[EXERCISE OBJECTIVE] In the entries below, find every line holding the string "mean" and collect it.

[Extracts from a graphics dataset]
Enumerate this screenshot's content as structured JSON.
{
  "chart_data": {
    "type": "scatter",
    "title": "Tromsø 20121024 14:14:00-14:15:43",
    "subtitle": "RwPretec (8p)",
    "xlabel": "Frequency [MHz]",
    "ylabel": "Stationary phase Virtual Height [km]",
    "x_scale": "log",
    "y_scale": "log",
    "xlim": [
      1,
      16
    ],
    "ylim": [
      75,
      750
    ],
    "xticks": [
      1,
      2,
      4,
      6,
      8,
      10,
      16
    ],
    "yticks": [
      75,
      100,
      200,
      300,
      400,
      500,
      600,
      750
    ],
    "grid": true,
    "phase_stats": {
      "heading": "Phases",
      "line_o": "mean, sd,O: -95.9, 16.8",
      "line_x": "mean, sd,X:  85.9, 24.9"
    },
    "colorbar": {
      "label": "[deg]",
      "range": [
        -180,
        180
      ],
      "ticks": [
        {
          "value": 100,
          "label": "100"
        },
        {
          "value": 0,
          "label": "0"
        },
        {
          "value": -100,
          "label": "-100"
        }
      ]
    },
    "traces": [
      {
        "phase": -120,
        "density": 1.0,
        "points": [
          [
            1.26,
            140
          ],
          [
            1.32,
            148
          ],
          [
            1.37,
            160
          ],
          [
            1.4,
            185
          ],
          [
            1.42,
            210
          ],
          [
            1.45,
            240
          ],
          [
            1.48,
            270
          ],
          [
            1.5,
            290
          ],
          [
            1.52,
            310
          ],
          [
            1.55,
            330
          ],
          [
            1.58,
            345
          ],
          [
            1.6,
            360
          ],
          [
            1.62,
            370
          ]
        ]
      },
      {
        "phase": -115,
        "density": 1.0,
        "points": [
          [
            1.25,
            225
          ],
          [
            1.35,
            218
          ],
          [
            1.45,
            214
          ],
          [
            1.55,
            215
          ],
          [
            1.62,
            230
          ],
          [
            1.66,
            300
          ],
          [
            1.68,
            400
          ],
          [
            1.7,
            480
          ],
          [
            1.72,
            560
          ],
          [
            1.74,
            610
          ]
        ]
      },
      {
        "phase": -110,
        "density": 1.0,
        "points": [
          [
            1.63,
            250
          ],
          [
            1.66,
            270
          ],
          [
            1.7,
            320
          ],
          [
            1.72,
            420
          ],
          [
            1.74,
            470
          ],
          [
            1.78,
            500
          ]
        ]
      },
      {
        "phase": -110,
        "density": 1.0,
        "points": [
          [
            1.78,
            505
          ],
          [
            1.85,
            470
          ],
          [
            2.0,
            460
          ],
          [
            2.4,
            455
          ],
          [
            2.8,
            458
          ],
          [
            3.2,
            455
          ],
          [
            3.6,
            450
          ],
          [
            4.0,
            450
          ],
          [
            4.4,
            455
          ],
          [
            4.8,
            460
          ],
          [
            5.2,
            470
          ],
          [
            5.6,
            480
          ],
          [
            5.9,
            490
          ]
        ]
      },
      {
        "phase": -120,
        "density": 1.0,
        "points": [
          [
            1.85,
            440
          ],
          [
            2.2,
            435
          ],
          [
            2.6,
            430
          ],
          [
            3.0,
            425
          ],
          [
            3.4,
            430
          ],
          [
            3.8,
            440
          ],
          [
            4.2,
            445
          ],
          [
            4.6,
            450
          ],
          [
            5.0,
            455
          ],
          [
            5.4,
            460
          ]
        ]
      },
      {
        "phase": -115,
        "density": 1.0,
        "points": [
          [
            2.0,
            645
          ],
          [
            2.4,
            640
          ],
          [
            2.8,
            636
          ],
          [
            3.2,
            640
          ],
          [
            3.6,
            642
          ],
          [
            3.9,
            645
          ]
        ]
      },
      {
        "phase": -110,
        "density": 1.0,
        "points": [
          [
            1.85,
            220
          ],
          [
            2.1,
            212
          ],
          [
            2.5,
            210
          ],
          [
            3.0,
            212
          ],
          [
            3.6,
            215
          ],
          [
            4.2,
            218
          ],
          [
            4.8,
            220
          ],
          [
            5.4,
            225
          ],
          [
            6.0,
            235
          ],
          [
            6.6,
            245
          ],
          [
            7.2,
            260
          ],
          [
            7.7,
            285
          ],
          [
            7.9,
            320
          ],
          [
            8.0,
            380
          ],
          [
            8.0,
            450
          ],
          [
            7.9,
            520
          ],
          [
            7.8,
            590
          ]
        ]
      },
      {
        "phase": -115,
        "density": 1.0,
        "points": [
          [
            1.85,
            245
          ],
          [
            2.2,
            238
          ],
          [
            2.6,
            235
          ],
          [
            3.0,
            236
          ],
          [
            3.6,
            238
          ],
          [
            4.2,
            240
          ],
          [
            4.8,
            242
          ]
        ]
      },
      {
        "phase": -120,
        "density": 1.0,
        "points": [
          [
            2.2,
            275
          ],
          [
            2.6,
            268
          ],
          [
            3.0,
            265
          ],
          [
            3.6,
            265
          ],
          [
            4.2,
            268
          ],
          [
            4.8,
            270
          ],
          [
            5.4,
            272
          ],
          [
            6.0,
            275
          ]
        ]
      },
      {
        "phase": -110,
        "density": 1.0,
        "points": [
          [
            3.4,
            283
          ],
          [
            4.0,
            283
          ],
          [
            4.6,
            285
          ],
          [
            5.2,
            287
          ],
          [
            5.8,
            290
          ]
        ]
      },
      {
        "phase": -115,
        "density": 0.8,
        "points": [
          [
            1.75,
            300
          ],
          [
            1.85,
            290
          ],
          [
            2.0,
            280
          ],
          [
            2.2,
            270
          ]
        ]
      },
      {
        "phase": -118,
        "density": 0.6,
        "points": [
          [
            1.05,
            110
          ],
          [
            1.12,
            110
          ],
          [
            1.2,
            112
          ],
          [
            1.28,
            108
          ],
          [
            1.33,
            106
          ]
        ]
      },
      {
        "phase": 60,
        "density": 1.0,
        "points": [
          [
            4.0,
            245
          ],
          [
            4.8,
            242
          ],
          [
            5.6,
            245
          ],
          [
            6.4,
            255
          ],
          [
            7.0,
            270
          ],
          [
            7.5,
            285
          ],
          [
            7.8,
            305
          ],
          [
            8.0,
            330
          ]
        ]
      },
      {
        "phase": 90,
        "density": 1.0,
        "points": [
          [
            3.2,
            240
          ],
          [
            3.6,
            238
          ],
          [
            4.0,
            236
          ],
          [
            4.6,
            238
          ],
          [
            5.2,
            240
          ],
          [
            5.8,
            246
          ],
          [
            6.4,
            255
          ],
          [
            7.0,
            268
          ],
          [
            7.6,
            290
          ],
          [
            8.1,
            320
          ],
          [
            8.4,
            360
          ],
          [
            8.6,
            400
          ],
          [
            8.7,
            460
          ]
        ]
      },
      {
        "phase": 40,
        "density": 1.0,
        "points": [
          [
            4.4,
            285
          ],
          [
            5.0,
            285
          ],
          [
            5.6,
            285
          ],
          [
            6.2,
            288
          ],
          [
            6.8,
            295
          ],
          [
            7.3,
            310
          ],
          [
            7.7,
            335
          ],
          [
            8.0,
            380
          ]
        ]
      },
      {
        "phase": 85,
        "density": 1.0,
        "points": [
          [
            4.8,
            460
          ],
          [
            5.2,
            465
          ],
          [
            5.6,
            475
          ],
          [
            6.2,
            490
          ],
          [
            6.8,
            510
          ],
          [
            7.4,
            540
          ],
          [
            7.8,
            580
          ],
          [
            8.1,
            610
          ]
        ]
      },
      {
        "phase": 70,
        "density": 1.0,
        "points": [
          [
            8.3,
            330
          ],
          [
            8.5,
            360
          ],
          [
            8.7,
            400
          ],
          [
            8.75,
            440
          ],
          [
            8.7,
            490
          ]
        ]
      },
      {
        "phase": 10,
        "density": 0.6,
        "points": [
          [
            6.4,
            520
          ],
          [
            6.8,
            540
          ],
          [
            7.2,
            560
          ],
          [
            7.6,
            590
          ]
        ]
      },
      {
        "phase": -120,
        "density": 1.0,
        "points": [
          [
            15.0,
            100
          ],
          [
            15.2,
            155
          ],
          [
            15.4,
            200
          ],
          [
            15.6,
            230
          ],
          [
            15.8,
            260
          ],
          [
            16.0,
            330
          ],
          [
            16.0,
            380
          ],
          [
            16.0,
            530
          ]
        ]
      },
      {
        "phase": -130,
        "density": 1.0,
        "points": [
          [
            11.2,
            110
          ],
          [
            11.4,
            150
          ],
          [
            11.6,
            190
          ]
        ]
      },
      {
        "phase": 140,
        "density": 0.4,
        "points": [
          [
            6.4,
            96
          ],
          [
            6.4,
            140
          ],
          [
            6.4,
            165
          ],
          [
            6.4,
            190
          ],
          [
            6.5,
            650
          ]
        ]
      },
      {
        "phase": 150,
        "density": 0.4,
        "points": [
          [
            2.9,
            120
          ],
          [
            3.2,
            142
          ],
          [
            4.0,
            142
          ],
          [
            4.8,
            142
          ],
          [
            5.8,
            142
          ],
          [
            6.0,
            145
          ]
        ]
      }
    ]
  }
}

[TASK RESULT]
      "line_o": "mean, sd,O: -95.9, 16.8",
      "line_x": "mean, sd,X:  85.9, 24.9"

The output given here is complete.